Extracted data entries
⁂
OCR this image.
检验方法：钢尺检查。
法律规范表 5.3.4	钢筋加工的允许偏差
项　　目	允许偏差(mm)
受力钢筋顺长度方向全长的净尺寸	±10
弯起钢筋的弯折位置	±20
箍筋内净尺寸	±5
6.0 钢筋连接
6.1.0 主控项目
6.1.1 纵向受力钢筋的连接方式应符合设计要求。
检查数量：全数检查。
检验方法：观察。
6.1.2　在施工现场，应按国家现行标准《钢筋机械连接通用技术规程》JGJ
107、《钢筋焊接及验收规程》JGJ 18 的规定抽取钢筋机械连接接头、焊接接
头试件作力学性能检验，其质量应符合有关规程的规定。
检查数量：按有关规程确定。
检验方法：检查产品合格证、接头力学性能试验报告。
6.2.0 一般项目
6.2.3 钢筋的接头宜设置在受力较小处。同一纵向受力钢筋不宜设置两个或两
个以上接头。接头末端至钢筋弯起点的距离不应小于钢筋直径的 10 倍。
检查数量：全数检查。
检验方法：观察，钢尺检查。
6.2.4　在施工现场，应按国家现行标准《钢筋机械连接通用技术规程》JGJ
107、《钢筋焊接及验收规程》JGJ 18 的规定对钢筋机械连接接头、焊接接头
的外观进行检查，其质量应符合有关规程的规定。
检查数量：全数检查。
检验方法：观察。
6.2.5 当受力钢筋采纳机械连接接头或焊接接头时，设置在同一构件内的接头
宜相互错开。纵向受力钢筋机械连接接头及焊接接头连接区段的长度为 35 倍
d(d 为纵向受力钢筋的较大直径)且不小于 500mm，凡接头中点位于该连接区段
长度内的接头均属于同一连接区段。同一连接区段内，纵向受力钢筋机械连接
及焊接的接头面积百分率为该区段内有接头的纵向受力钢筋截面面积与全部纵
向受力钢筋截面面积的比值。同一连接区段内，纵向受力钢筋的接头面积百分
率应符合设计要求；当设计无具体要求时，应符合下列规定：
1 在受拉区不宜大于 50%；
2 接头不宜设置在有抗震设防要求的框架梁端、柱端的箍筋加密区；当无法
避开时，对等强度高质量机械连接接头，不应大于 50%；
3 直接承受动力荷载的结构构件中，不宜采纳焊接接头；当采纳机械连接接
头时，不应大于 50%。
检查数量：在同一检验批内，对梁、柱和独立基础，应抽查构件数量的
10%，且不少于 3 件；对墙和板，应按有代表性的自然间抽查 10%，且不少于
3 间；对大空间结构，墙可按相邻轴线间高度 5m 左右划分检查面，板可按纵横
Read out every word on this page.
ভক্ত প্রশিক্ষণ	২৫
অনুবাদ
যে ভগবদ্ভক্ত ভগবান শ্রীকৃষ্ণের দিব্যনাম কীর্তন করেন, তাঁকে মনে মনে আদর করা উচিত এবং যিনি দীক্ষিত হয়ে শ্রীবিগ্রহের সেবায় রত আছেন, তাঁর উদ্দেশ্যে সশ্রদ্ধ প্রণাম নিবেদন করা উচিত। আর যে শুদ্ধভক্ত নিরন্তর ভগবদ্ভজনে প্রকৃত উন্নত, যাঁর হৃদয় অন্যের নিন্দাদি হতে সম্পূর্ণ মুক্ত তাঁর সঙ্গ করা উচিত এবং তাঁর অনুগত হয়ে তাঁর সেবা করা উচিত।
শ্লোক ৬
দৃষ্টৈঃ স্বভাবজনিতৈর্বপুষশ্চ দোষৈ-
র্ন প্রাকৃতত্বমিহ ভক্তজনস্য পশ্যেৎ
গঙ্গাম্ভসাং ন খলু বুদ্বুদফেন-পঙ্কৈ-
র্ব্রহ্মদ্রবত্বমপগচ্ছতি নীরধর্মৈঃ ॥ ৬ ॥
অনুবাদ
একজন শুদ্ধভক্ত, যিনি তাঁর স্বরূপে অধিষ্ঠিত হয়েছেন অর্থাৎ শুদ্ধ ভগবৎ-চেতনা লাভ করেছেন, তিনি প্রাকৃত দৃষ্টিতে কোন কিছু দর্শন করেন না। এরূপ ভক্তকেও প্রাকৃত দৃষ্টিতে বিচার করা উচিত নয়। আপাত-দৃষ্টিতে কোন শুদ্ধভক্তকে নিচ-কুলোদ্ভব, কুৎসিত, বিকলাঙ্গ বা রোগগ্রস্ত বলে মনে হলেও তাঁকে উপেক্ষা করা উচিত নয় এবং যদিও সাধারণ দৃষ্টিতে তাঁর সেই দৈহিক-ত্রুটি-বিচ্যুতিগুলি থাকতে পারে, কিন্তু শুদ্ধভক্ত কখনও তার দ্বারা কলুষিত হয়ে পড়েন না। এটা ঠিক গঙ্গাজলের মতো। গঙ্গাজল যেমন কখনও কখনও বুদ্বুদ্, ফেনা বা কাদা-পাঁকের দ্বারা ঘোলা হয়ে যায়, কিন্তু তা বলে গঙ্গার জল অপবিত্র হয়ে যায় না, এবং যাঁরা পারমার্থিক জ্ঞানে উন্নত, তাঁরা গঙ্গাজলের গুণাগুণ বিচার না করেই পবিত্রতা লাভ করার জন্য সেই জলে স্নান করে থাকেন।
⁂
# TASK REQUIREMENTS
In the entries above, find each line with the word "钢筋焊接及验收规程" and show it.

# WORKED ANSWER
107、《钢筋焊接及验收规程》JGJ 18 的规定抽取钢筋机械连接接头、焊接接
107、《钢筋焊接及验收规程》JGJ 18 的规定对钢筋机械连接接头、焊接接头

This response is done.